* begin RECORD SET *

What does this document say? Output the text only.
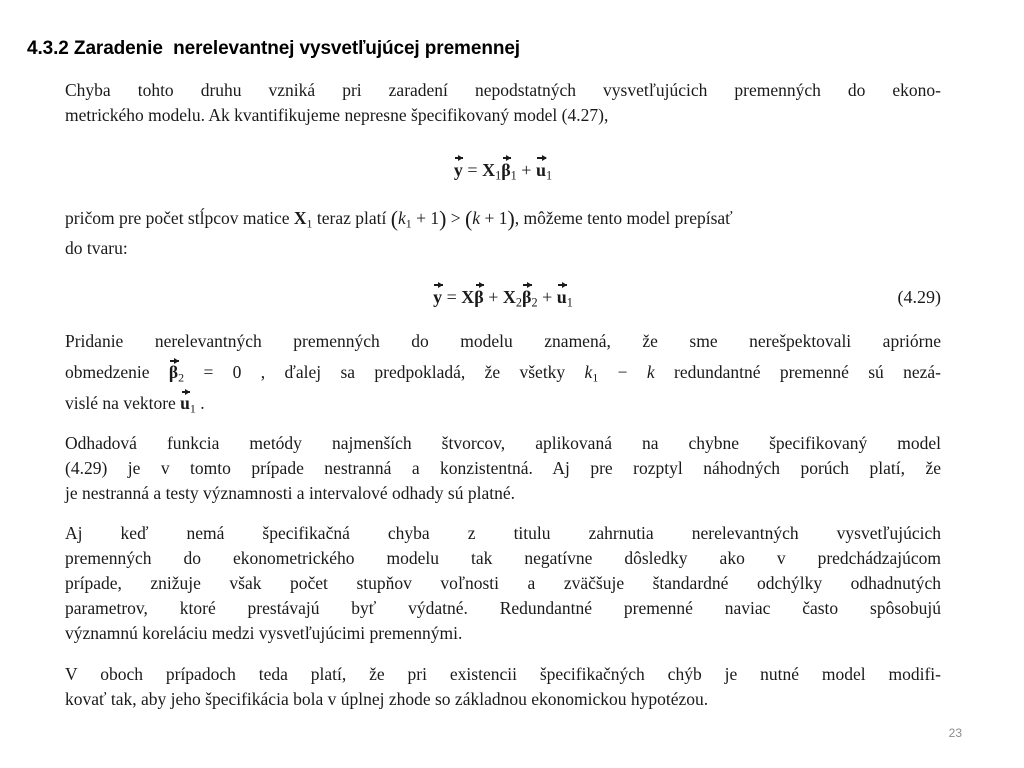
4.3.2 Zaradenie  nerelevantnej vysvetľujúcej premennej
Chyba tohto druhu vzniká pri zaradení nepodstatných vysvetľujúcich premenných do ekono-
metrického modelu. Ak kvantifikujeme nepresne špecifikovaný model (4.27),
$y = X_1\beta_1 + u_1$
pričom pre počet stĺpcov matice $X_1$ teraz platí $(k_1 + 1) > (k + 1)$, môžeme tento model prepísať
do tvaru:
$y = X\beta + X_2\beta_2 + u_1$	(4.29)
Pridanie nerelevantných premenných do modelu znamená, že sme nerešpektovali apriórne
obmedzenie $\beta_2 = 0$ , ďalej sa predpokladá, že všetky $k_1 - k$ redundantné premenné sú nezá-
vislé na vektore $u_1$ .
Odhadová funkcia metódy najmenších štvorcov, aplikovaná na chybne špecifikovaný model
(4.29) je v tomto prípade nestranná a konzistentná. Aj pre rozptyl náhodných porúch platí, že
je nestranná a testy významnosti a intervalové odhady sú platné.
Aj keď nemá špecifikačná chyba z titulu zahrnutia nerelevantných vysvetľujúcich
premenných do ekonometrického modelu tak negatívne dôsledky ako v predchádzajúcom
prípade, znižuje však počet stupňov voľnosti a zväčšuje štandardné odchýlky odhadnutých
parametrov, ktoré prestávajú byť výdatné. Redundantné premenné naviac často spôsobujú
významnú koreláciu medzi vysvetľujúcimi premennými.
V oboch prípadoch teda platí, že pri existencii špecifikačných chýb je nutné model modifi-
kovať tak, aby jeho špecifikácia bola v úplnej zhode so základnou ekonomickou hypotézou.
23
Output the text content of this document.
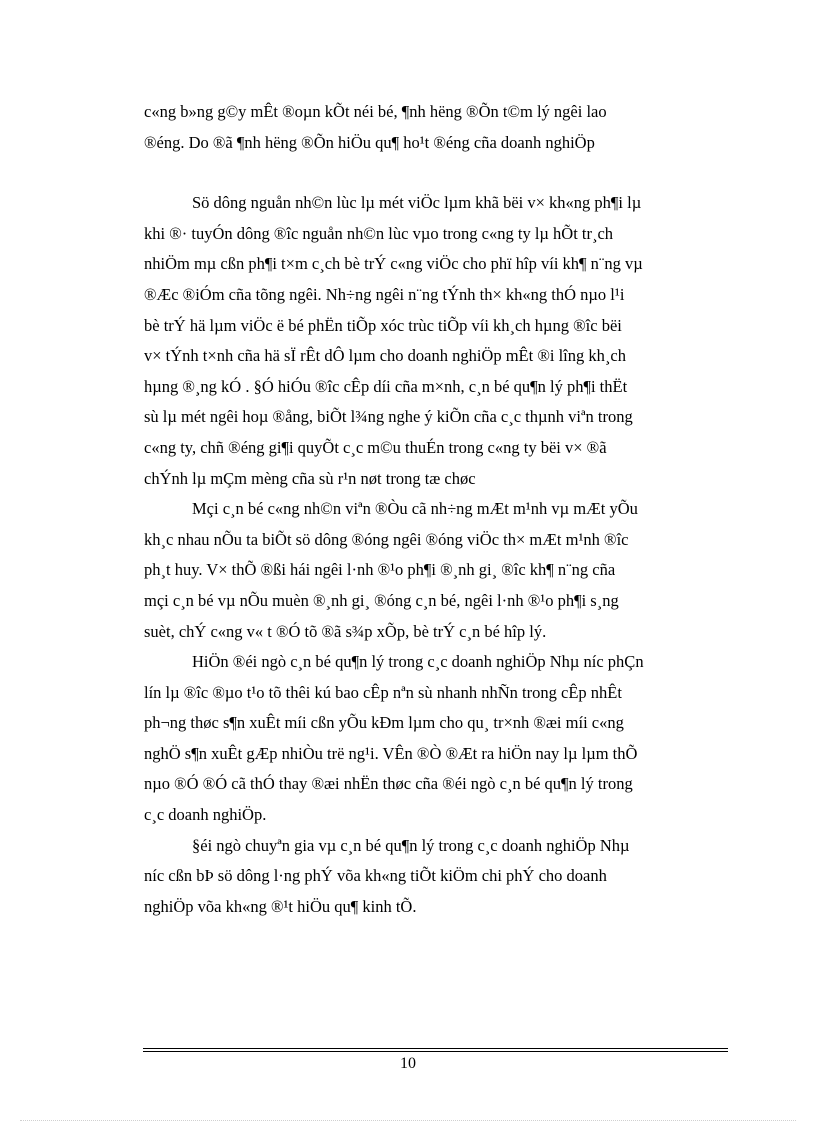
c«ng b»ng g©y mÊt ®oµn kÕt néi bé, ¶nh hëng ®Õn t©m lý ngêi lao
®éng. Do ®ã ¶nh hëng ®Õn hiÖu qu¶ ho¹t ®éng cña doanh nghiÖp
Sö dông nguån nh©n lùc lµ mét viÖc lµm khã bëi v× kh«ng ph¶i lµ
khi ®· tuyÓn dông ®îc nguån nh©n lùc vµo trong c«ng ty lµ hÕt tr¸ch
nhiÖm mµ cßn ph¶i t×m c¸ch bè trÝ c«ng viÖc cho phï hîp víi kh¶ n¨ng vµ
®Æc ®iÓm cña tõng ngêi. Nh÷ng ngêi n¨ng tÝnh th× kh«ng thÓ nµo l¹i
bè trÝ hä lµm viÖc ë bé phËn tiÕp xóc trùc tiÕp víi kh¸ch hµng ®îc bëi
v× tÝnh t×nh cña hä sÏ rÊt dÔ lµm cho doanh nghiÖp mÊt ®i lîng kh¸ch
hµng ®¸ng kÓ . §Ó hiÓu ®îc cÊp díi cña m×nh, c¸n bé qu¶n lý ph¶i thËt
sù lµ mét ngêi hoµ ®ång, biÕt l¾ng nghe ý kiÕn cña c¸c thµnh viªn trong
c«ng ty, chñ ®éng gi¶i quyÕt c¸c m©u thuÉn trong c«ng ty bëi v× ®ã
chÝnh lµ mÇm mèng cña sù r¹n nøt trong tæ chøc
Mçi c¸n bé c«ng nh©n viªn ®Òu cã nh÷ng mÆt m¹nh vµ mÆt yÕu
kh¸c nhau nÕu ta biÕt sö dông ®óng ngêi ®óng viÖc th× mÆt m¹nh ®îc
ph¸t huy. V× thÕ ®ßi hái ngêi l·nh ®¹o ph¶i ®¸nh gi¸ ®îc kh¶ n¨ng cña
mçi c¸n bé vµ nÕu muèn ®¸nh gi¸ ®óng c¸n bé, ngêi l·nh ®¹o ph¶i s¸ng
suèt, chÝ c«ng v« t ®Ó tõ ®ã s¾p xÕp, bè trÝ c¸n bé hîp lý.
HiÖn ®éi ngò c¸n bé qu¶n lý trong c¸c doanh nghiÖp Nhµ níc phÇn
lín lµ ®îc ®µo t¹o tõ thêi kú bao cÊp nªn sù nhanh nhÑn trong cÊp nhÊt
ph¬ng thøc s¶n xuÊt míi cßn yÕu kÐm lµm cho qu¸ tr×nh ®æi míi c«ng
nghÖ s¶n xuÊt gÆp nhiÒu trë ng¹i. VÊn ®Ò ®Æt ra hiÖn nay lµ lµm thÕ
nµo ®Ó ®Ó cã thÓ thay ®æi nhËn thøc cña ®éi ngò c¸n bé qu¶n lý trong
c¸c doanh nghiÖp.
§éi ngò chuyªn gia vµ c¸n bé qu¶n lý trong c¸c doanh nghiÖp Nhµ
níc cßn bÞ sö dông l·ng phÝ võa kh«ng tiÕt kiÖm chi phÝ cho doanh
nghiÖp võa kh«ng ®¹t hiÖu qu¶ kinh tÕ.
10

* end RECORD SET *

## SHORT EXERCISE
Exclude all images and restate the records above word for word.

## WRITTEN SOLUTION
What does this document say? Output the text only.
4.3.2 Zaradenie  nerelevantnej vysvetľujúcej premennej
Chyba tohto druhu vzniká pri zaradení nepodstatných vysvetľujúcich premenných do ekono-
metrického modelu. Ak kvantifikujeme nepresne špecifikovaný model (4.27),
$y = X_1\beta_1 + u_1$
pričom pre počet stĺpcov matice $X_1$ teraz platí $(k_1 + 1) > (k + 1)$, môžeme tento model prepísať
do tvaru:
$y = X\beta + X_2\beta_2 + u_1$	(4.29)
Pridanie nerelevantných premenných do modelu znamená, že sme nerešpektovali apriórne
obmedzenie $\beta_2 = 0$ , ďalej sa predpokladá, že všetky $k_1 - k$ redundantné premenné sú nezá-
vislé na vektore $u_1$ .
Odhadová funkcia metódy najmenších štvorcov, aplikovaná na chybne špecifikovaný model
(4.29) je v tomto prípade nestranná a konzistentná. Aj pre rozptyl náhodných porúch platí, že
je nestranná a testy významnosti a intervalové odhady sú platné.
Aj keď nemá špecifikačná chyba z titulu zahrnutia nerelevantných vysvetľujúcich
premenných do ekonometrického modelu tak negatívne dôsledky ako v predchádzajúcom
prípade, znižuje však počet stupňov voľnosti a zväčšuje štandardné odchýlky odhadnutých
parametrov, ktoré prestávajú byť výdatné. Redundantné premenné naviac často spôsobujú
významnú koreláciu medzi vysvetľujúcimi premennými.
V oboch prípadoch teda platí, že pri existencii špecifikačných chýb je nutné model modifi-
kovať tak, aby jeho špecifikácia bola v úplnej zhode so základnou ekonomickou hypotézou.
23
Output the text content of this document.
c«ng b»ng g©y mÊt ®oµn kÕt néi bé, ¶nh hëng ®Õn t©m lý ngêi lao
®éng. Do ®ã ¶nh hëng ®Õn hiÖu qu¶ ho¹t ®éng cña doanh nghiÖp
Sö dông nguån nh©n lùc lµ mét viÖc lµm khã bëi v× kh«ng ph¶i lµ
khi ®· tuyÓn dông ®îc nguån nh©n lùc vµo trong c«ng ty lµ hÕt tr¸ch
nhiÖm mµ cßn ph¶i t×m c¸ch bè trÝ c«ng viÖc cho phï hîp víi kh¶ n¨ng vµ
®Æc ®iÓm cña tõng ngêi. Nh÷ng ngêi n¨ng tÝnh th× kh«ng thÓ nµo l¹i
bè trÝ hä lµm viÖc ë bé phËn tiÕp xóc trùc tiÕp víi kh¸ch hµng ®îc bëi
v× tÝnh t×nh cña hä sÏ rÊt dÔ lµm cho doanh nghiÖp mÊt ®i lîng kh¸ch
hµng ®¸ng kÓ . §Ó hiÓu ®îc cÊp díi cña m×nh, c¸n bé qu¶n lý ph¶i thËt
sù lµ mét ngêi hoµ ®ång, biÕt l¾ng nghe ý kiÕn cña c¸c thµnh viªn trong
c«ng ty, chñ ®éng gi¶i quyÕt c¸c m©u thuÉn trong c«ng ty bëi v× ®ã
chÝnh lµ mÇm mèng cña sù r¹n nøt trong tæ chøc
Mçi c¸n bé c«ng nh©n viªn ®Òu cã nh÷ng mÆt m¹nh vµ mÆt yÕu
kh¸c nhau nÕu ta biÕt sö dông ®óng ngêi ®óng viÖc th× mÆt m¹nh ®îc
ph¸t huy. V× thÕ ®ßi hái ngêi l·nh ®¹o ph¶i ®¸nh gi¸ ®îc kh¶ n¨ng cña
mçi c¸n bé vµ nÕu muèn ®¸nh gi¸ ®óng c¸n bé, ngêi l·nh ®¹o ph¶i s¸ng
suèt, chÝ c«ng v« t ®Ó tõ ®ã s¾p xÕp, bè trÝ c¸n bé hîp lý.
HiÖn ®éi ngò c¸n bé qu¶n lý trong c¸c doanh nghiÖp Nhµ níc phÇn
lín lµ ®îc ®µo t¹o tõ thêi kú bao cÊp nªn sù nhanh nhÑn trong cÊp nhÊt
ph¬ng thøc s¶n xuÊt míi cßn yÕu kÐm lµm cho qu¸ tr×nh ®æi míi c«ng
nghÖ s¶n xuÊt gÆp nhiÒu trë ng¹i. VÊn ®Ò ®Æt ra hiÖn nay lµ lµm thÕ
nµo ®Ó ®Ó cã thÓ thay ®æi nhËn thøc cña ®éi ngò c¸n bé qu¶n lý trong
c¸c doanh nghiÖp.
§éi ngò chuyªn gia vµ c¸n bé qu¶n lý trong c¸c doanh nghiÖp Nhµ
níc cßn bÞ sö dông l·ng phÝ võa kh«ng tiÕt kiÖm chi phÝ cho doanh
nghiÖp võa kh«ng ®¹t hiÖu qu¶ kinh tÕ.
10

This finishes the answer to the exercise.